Give the material once more, word for word, without any images.

***** GIVEN RECORDS

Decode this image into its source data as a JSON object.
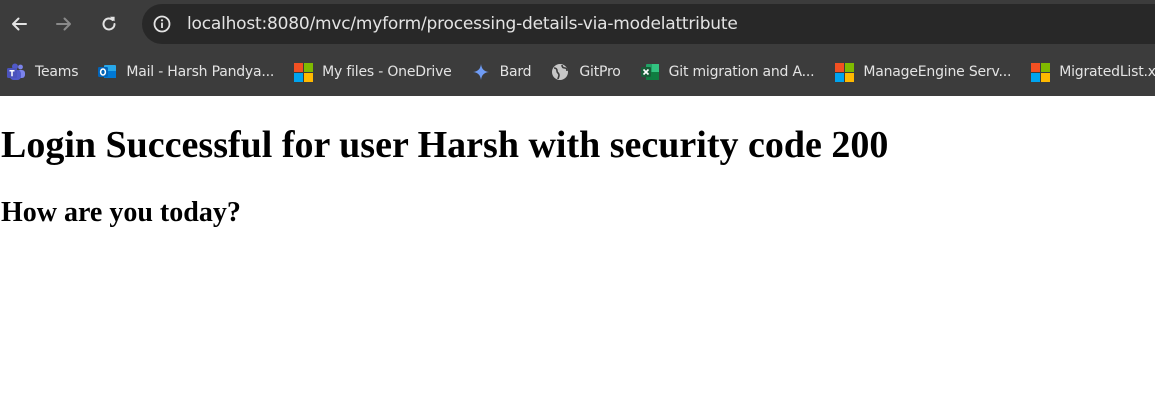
{
  "browser": {
    "url": "localhost:8080/mvc/myform/processing-details-via-modelattribute",
    "toolbar_color": "#3c3c3c",
    "omnibox_color": "#282828",
    "text_color": "#e3e3e3"
  },
  "bookmarks": [
    {
      "label": "Teams",
      "icon": "teams-icon"
    },
    {
      "label": "Mail - Harsh Pandya...",
      "icon": "outlook-icon"
    },
    {
      "label": "My files - OneDrive",
      "icon": "microsoft-icon"
    },
    {
      "label": "Bard",
      "icon": "bard-sparkle-icon"
    },
    {
      "label": "GitPro",
      "icon": "globe-icon"
    },
    {
      "label": "Git migration and A...",
      "icon": "excel-icon"
    },
    {
      "label": "ManageEngine Serv...",
      "icon": "microsoft-icon"
    },
    {
      "label": "MigratedList.xlsx",
      "icon": "microsoft-icon"
    }
  ],
  "page": {
    "heading": "Login Successful for user Harsh with security code 200",
    "subheading": "How are you today?"
  }
}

**********

[SOLUTION]
Decode this image into its source data as a JSON object.
{
  "browser": {
    "url": "localhost:8080/mvc/myform/processing-details-via-modelattribute",
    "toolbar_color": "#3c3c3c",
    "omnibox_color": "#282828",
    "text_color": "#e3e3e3"
  },
  "bookmarks": [
    {
      "label": "Teams",
      "icon": "teams-icon"
    },
    {
      "label": "Mail - Harsh Pandya...",
      "icon": "outlook-icon"
    },
    {
      "label": "My files - OneDrive",
      "icon": "microsoft-icon"
    },
    {
      "label": "Bard",
      "icon": "bard-sparkle-icon"
    },
    {
      "label": "GitPro",
      "icon": "globe-icon"
    },
    {
      "label": "Git migration and A...",
      "icon": "excel-icon"
    },
    {
      "label": "ManageEngine Serv...",
      "icon": "microsoft-icon"
    },
    {
      "label": "MigratedList.xlsx",
      "icon": "microsoft-icon"
    }
  ],
  "page": {
    "heading": "Login Successful for user Harsh with security code 200",
    "subheading": "How are you today?"
  }
}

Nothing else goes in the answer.